Return the entries verbatim and drop every picture.

******************************

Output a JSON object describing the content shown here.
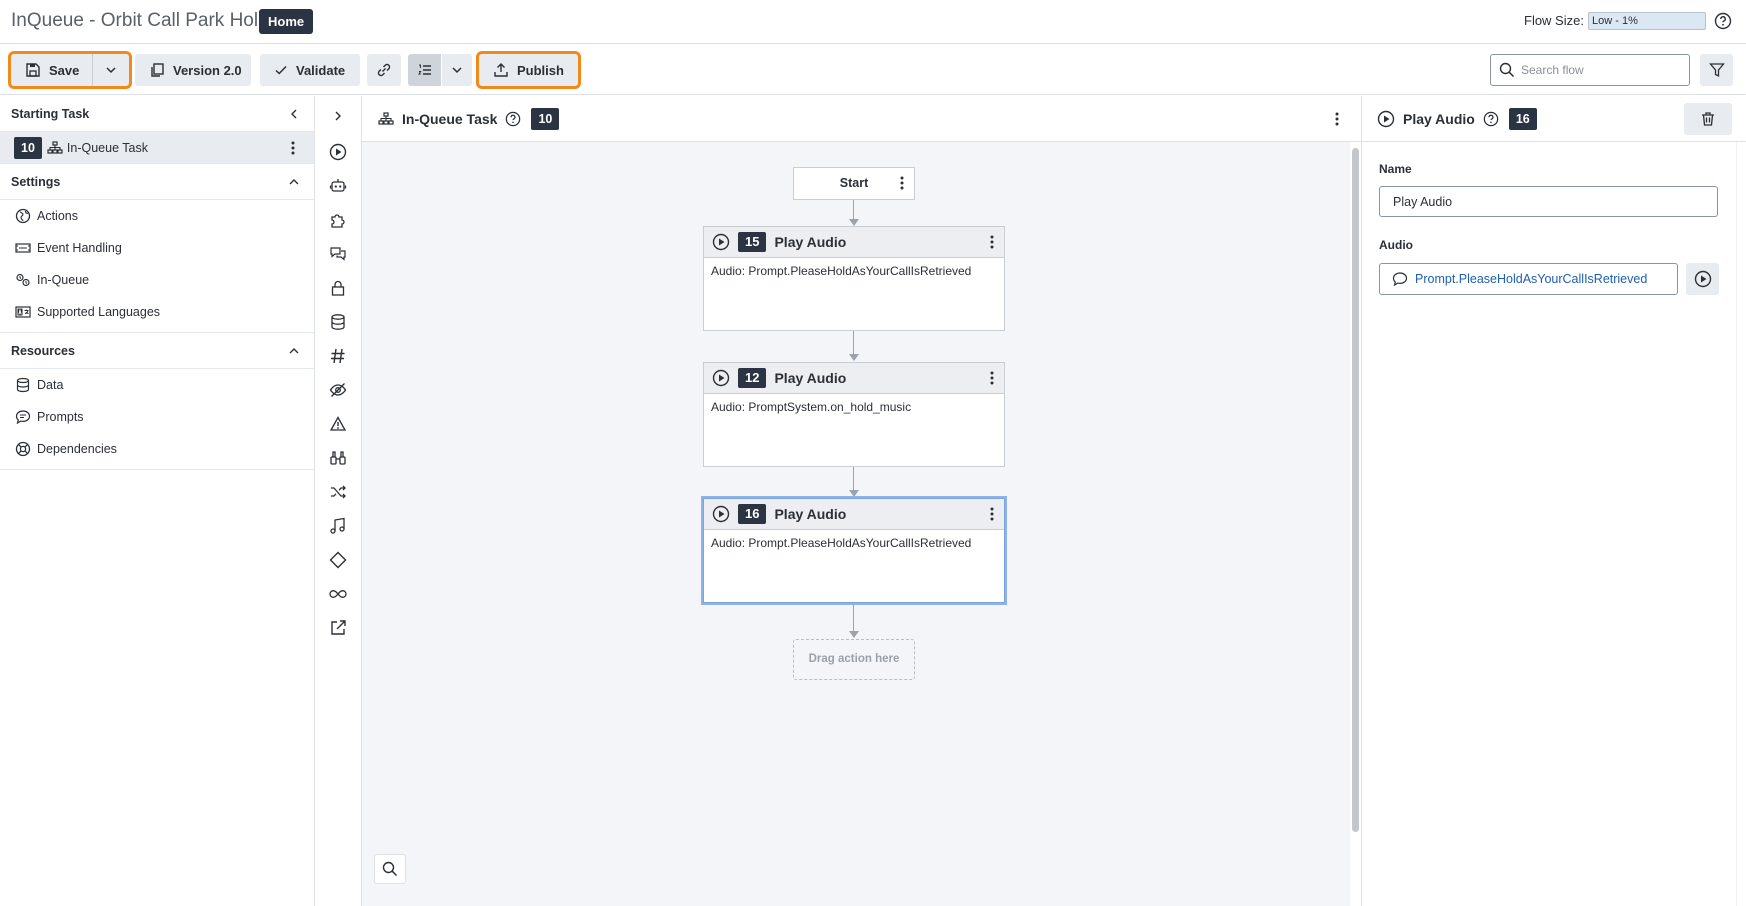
{
  "header": {
    "title": "InQueue - Orbit Call Park Hold",
    "home_badge": "Home",
    "flow_size_label": "Flow Size:",
    "flow_size_value": "Low - 1%"
  },
  "toolbar": {
    "save_label": "Save",
    "version_label": "Version 2.0",
    "validate_label": "Validate",
    "publish_label": "Publish",
    "search_placeholder": "Search flow"
  },
  "left_panel": {
    "starting_task": {
      "heading": "Starting Task",
      "task_number": "10",
      "task_name": "In-Queue Task"
    },
    "settings": {
      "heading": "Settings",
      "items": [
        {
          "label": "Actions",
          "icon": "globe-icon"
        },
        {
          "label": "Event Handling",
          "icon": "event-icon"
        },
        {
          "label": "In-Queue",
          "icon": "in-queue-icon"
        },
        {
          "label": "Supported Languages",
          "icon": "language-icon"
        }
      ]
    },
    "resources": {
      "heading": "Resources",
      "items": [
        {
          "label": "Data",
          "icon": "database-icon"
        },
        {
          "label": "Prompts",
          "icon": "speech-bubble-icon"
        },
        {
          "label": "Dependencies",
          "icon": "lifebuoy-icon"
        }
      ]
    }
  },
  "canvas": {
    "title": "In-Queue Task",
    "task_number": "10",
    "start_label": "Start",
    "nodes": [
      {
        "number": "15",
        "title": "Play Audio",
        "body": "Audio: Prompt.PleaseHoldAsYourCallIsRetrieved"
      },
      {
        "number": "12",
        "title": "Play Audio",
        "body": "Audio: PromptSystem.on_hold_music"
      },
      {
        "number": "16",
        "title": "Play Audio",
        "body": "Audio: Prompt.PleaseHoldAsYourCallIsRetrieved"
      }
    ],
    "drop_zone_label": "Drag action here"
  },
  "right_panel": {
    "title": "Play Audio",
    "number": "16",
    "name_label": "Name",
    "name_value": "Play Audio",
    "audio_label": "Audio",
    "audio_value": "Prompt.PleaseHoldAsYourCallIsRetrieved"
  },
  "colors": {
    "highlight": "#f08a1b",
    "badge": "#2b3442",
    "link": "#1f5fb3",
    "selected_node": "#8db3e8"
  }
}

******************************

> _Full response_
Output a JSON object describing the content shown here.
{
  "header": {
    "title": "InQueue - Orbit Call Park Hold",
    "home_badge": "Home",
    "flow_size_label": "Flow Size:",
    "flow_size_value": "Low - 1%"
  },
  "toolbar": {
    "save_label": "Save",
    "version_label": "Version 2.0",
    "validate_label": "Validate",
    "publish_label": "Publish",
    "search_placeholder": "Search flow"
  },
  "left_panel": {
    "starting_task": {
      "heading": "Starting Task",
      "task_number": "10",
      "task_name": "In-Queue Task"
    },
    "settings": {
      "heading": "Settings",
      "items": [
        {
          "label": "Actions",
          "icon": "globe-icon"
        },
        {
          "label": "Event Handling",
          "icon": "event-icon"
        },
        {
          "label": "In-Queue",
          "icon": "in-queue-icon"
        },
        {
          "label": "Supported Languages",
          "icon": "language-icon"
        }
      ]
    },
    "resources": {
      "heading": "Resources",
      "items": [
        {
          "label": "Data",
          "icon": "database-icon"
        },
        {
          "label": "Prompts",
          "icon": "speech-bubble-icon"
        },
        {
          "label": "Dependencies",
          "icon": "lifebuoy-icon"
        }
      ]
    }
  },
  "canvas": {
    "title": "In-Queue Task",
    "task_number": "10",
    "start_label": "Start",
    "nodes": [
      {
        "number": "15",
        "title": "Play Audio",
        "body": "Audio: Prompt.PleaseHoldAsYourCallIsRetrieved"
      },
      {
        "number": "12",
        "title": "Play Audio",
        "body": "Audio: PromptSystem.on_hold_music"
      },
      {
        "number": "16",
        "title": "Play Audio",
        "body": "Audio: Prompt.PleaseHoldAsYourCallIsRetrieved"
      }
    ],
    "drop_zone_label": "Drag action here"
  },
  "right_panel": {
    "title": "Play Audio",
    "number": "16",
    "name_label": "Name",
    "name_value": "Play Audio",
    "audio_label": "Audio",
    "audio_value": "Prompt.PleaseHoldAsYourCallIsRetrieved"
  },
  "colors": {
    "highlight": "#f08a1b",
    "badge": "#2b3442",
    "link": "#1f5fb3",
    "selected_node": "#8db3e8"
  }
}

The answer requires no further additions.